§ EXERCISE GOAL
Type every record exactly as it appears.
++++++++++
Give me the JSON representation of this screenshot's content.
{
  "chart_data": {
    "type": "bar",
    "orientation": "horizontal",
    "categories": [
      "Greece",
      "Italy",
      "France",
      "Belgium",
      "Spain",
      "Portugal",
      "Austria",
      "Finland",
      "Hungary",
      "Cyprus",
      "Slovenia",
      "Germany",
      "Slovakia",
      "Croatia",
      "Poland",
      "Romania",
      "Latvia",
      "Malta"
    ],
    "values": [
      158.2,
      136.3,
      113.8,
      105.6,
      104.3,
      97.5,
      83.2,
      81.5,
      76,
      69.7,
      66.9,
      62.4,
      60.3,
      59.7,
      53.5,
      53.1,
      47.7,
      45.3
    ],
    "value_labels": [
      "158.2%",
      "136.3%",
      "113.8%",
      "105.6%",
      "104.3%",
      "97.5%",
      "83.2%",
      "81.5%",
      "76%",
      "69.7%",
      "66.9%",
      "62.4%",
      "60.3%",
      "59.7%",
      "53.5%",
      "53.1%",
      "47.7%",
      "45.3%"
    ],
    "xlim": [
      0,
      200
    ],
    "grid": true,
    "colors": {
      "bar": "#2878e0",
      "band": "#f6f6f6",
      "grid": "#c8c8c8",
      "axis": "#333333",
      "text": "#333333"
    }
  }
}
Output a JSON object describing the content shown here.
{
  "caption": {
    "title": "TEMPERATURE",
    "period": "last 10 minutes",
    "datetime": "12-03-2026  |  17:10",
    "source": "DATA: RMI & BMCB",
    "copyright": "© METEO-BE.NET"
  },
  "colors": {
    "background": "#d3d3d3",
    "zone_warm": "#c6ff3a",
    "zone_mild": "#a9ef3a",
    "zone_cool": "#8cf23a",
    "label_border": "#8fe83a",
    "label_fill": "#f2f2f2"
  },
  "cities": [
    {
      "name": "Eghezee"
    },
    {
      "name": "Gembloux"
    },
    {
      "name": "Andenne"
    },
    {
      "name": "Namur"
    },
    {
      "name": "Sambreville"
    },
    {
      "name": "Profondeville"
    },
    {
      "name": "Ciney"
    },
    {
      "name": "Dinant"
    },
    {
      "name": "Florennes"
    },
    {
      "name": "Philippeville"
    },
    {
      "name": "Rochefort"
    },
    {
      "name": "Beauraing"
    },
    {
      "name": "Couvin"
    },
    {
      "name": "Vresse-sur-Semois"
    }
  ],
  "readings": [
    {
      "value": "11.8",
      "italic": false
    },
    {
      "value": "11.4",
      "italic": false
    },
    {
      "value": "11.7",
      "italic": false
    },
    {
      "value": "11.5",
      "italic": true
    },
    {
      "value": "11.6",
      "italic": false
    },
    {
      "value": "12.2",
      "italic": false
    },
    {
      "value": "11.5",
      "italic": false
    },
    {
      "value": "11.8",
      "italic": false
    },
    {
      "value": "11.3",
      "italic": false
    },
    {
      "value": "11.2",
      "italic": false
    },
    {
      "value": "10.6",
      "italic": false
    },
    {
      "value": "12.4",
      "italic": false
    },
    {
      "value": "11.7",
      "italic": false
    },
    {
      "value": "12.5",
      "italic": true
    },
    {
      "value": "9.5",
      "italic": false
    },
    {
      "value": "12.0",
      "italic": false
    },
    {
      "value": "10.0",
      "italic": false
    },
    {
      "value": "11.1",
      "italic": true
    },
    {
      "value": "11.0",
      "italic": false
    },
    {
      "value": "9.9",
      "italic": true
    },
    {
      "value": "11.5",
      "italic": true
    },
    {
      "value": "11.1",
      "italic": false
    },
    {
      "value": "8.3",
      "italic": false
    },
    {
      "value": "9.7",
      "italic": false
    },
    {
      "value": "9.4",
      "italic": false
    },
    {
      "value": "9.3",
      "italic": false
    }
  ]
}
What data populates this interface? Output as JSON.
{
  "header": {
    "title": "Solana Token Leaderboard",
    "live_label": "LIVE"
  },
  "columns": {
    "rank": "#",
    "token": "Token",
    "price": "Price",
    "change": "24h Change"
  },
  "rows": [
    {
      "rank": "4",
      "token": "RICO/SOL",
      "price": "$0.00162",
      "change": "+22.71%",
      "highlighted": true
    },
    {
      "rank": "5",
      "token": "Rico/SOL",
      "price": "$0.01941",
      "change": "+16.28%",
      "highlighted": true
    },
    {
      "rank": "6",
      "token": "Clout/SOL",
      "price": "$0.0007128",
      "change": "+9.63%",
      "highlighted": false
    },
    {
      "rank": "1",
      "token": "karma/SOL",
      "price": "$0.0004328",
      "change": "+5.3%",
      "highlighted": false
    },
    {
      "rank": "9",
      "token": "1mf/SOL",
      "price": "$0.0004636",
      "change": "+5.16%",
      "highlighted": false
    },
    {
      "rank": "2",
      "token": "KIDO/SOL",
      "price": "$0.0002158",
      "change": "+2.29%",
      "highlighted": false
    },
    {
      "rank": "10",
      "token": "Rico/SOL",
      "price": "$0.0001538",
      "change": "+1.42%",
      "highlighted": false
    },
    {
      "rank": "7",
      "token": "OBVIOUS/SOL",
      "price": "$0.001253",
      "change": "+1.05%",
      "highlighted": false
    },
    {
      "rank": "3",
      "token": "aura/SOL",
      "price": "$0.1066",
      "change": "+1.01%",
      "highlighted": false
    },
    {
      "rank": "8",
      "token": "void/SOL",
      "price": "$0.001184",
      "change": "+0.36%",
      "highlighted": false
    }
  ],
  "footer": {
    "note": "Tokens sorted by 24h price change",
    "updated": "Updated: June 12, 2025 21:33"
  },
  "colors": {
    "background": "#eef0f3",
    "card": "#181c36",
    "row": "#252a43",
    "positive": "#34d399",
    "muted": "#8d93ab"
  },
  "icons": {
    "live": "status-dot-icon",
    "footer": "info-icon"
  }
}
++++++++++
§ RESULT
Give me the JSON representation of this screenshot's content.
{
  "chart_data": {
    "type": "bar",
    "orientation": "horizontal",
    "categories": [
      "Greece",
      "Italy",
      "France",
      "Belgium",
      "Spain",
      "Portugal",
      "Austria",
      "Finland",
      "Hungary",
      "Cyprus",
      "Slovenia",
      "Germany",
      "Slovakia",
      "Croatia",
      "Poland",
      "Romania",
      "Latvia",
      "Malta"
    ],
    "values": [
      158.2,
      136.3,
      113.8,
      105.6,
      104.3,
      97.5,
      83.2,
      81.5,
      76,
      69.7,
      66.9,
      62.4,
      60.3,
      59.7,
      53.5,
      53.1,
      47.7,
      45.3
    ],
    "value_labels": [
      "158.2%",
      "136.3%",
      "113.8%",
      "105.6%",
      "104.3%",
      "97.5%",
      "83.2%",
      "81.5%",
      "76%",
      "69.7%",
      "66.9%",
      "62.4%",
      "60.3%",
      "59.7%",
      "53.5%",
      "53.1%",
      "47.7%",
      "45.3%"
    ],
    "xlim": [
      0,
      200
    ],
    "grid": true,
    "colors": {
      "bar": "#2878e0",
      "band": "#f6f6f6",
      "grid": "#c8c8c8",
      "axis": "#333333",
      "text": "#333333"
    }
  }
}
Output a JSON object describing the content shown here.
{
  "caption": {
    "title": "TEMPERATURE",
    "period": "last 10 minutes",
    "datetime": "12-03-2026  |  17:10",
    "source": "DATA: RMI & BMCB",
    "copyright": "© METEO-BE.NET"
  },
  "colors": {
    "background": "#d3d3d3",
    "zone_warm": "#c6ff3a",
    "zone_mild": "#a9ef3a",
    "zone_cool": "#8cf23a",
    "label_border": "#8fe83a",
    "label_fill": "#f2f2f2"
  },
  "cities": [
    {
      "name": "Eghezee"
    },
    {
      "name": "Gembloux"
    },
    {
      "name": "Andenne"
    },
    {
      "name": "Namur"
    },
    {
      "name": "Sambreville"
    },
    {
      "name": "Profondeville"
    },
    {
      "name": "Ciney"
    },
    {
      "name": "Dinant"
    },
    {
      "name": "Florennes"
    },
    {
      "name": "Philippeville"
    },
    {
      "name": "Rochefort"
    },
    {
      "name": "Beauraing"
    },
    {
      "name": "Couvin"
    },
    {
      "name": "Vresse-sur-Semois"
    }
  ],
  "readings": [
    {
      "value": "11.8",
      "italic": false
    },
    {
      "value": "11.4",
      "italic": false
    },
    {
      "value": "11.7",
      "italic": false
    },
    {
      "value": "11.5",
      "italic": true
    },
    {
      "value": "11.6",
      "italic": false
    },
    {
      "value": "12.2",
      "italic": false
    },
    {
      "value": "11.5",
      "italic": false
    },
    {
      "value": "11.8",
      "italic": false
    },
    {
      "value": "11.3",
      "italic": false
    },
    {
      "value": "11.2",
      "italic": false
    },
    {
      "value": "10.6",
      "italic": false
    },
    {
      "value": "12.4",
      "italic": false
    },
    {
      "value": "11.7",
      "italic": false
    },
    {
      "value": "12.5",
      "italic": true
    },
    {
      "value": "9.5",
      "italic": false
    },
    {
      "value": "12.0",
      "italic": false
    },
    {
      "value": "10.0",
      "italic": false
    },
    {
      "value": "11.1",
      "italic": true
    },
    {
      "value": "11.0",
      "italic": false
    },
    {
      "value": "9.9",
      "italic": true
    },
    {
      "value": "11.5",
      "italic": true
    },
    {
      "value": "11.1",
      "italic": false
    },
    {
      "value": "8.3",
      "italic": false
    },
    {
      "value": "9.7",
      "italic": false
    },
    {
      "value": "9.4",
      "italic": false
    },
    {
      "value": "9.3",
      "italic": false
    }
  ]
}
What data populates this interface? Output as JSON.
{
  "header": {
    "title": "Solana Token Leaderboard",
    "live_label": "LIVE"
  },
  "columns": {
    "rank": "#",
    "token": "Token",
    "price": "Price",
    "change": "24h Change"
  },
  "rows": [
    {
      "rank": "4",
      "token": "RICO/SOL",
      "price": "$0.00162",
      "change": "+22.71%",
      "highlighted": true
    },
    {
      "rank": "5",
      "token": "Rico/SOL",
      "price": "$0.01941",
      "change": "+16.28%",
      "highlighted": true
    },
    {
      "rank": "6",
      "token": "Clout/SOL",
      "price": "$0.0007128",
      "change": "+9.63%",
      "highlighted": false
    },
    {
      "rank": "1",
      "token": "karma/SOL",
      "price": "$0.0004328",
      "change": "+5.3%",
      "highlighted": false
    },
    {
      "rank": "9",
      "token": "1mf/SOL",
      "price": "$0.0004636",
      "change": "+5.16%",
      "highlighted": false
    },
    {
      "rank": "2",
      "token": "KIDO/SOL",
      "price": "$0.0002158",
      "change": "+2.29%",
      "highlighted": false
    },
    {
      "rank": "10",
      "token": "Rico/SOL",
      "price": "$0.0001538",
      "change": "+1.42%",
      "highlighted": false
    },
    {
      "rank": "7",
      "token": "OBVIOUS/SOL",
      "price": "$0.001253",
      "change": "+1.05%",
      "highlighted": false
    },
    {
      "rank": "3",
      "token": "aura/SOL",
      "price": "$0.1066",
      "change": "+1.01%",
      "highlighted": false
    },
    {
      "rank": "8",
      "token": "void/SOL",
      "price": "$0.001184",
      "change": "+0.36%",
      "highlighted": false
    }
  ],
  "footer": {
    "note": "Tokens sorted by 24h price change",
    "updated": "Updated: June 12, 2025 21:33"
  },
  "colors": {
    "background": "#eef0f3",
    "card": "#181c36",
    "row": "#252a43",
    "positive": "#34d399",
    "muted": "#8d93ab"
  },
  "icons": {
    "live": "status-dot-icon",
    "footer": "info-icon"
  }
}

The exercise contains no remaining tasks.